To do: The records that follow are to be transcribed in full, without their images.

Records for this task:
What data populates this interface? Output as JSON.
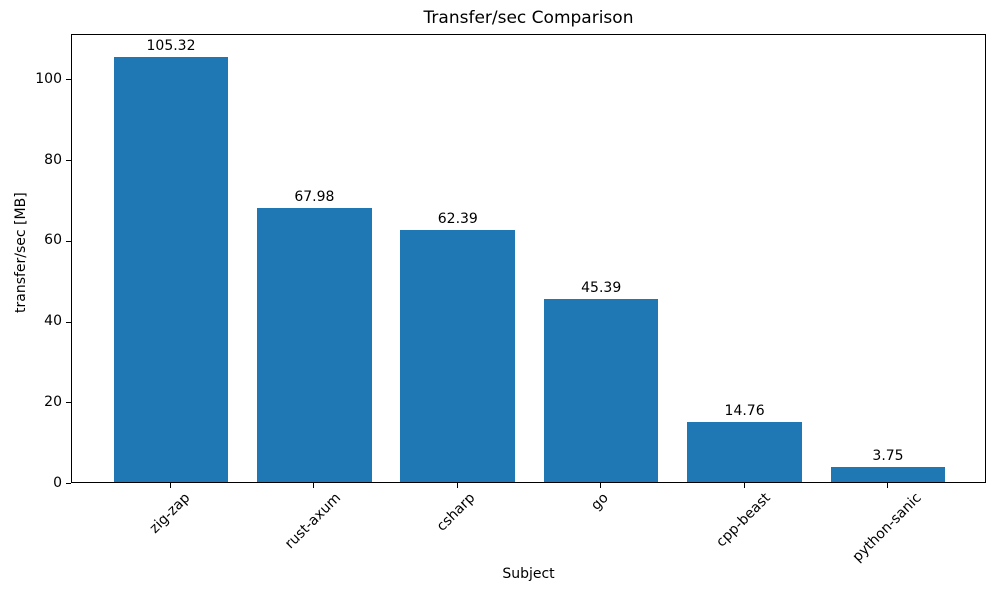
{
  "chart_data": {
    "type": "bar",
    "title": "Transfer/sec Comparison",
    "xlabel": "Subject",
    "ylabel": "transfer/sec [MB]",
    "categories": [
      "zig-zap",
      "rust-axum",
      "csharp",
      "go",
      "cpp-beast",
      "python-sanic"
    ],
    "values": [
      105.32,
      67.98,
      62.39,
      45.39,
      14.76,
      3.75
    ],
    "bar_labels": [
      "105.32",
      "67.98",
      "62.39",
      "45.39",
      "14.76",
      "3.75"
    ],
    "yticks": [
      0,
      20,
      40,
      60,
      80,
      100
    ],
    "ylim": [
      0,
      111.2
    ],
    "xtick_rotation": 45,
    "bar_color": "#1f77b4",
    "background_color": "#ffffff",
    "grid": false,
    "legend": false
  }
}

Solution to the exercise:
What data populates this interface? Output as JSON.
{
  "chart_data": {
    "type": "bar",
    "title": "Transfer/sec Comparison",
    "xlabel": "Subject",
    "ylabel": "transfer/sec [MB]",
    "categories": [
      "zig-zap",
      "rust-axum",
      "csharp",
      "go",
      "cpp-beast",
      "python-sanic"
    ],
    "values": [
      105.32,
      67.98,
      62.39,
      45.39,
      14.76,
      3.75
    ],
    "bar_labels": [
      "105.32",
      "67.98",
      "62.39",
      "45.39",
      "14.76",
      "3.75"
    ],
    "yticks": [
      0,
      20,
      40,
      60,
      80,
      100
    ],
    "ylim": [
      0,
      111.2
    ],
    "xtick_rotation": 45,
    "bar_color": "#1f77b4",
    "background_color": "#ffffff",
    "grid": false,
    "legend": false
  }
}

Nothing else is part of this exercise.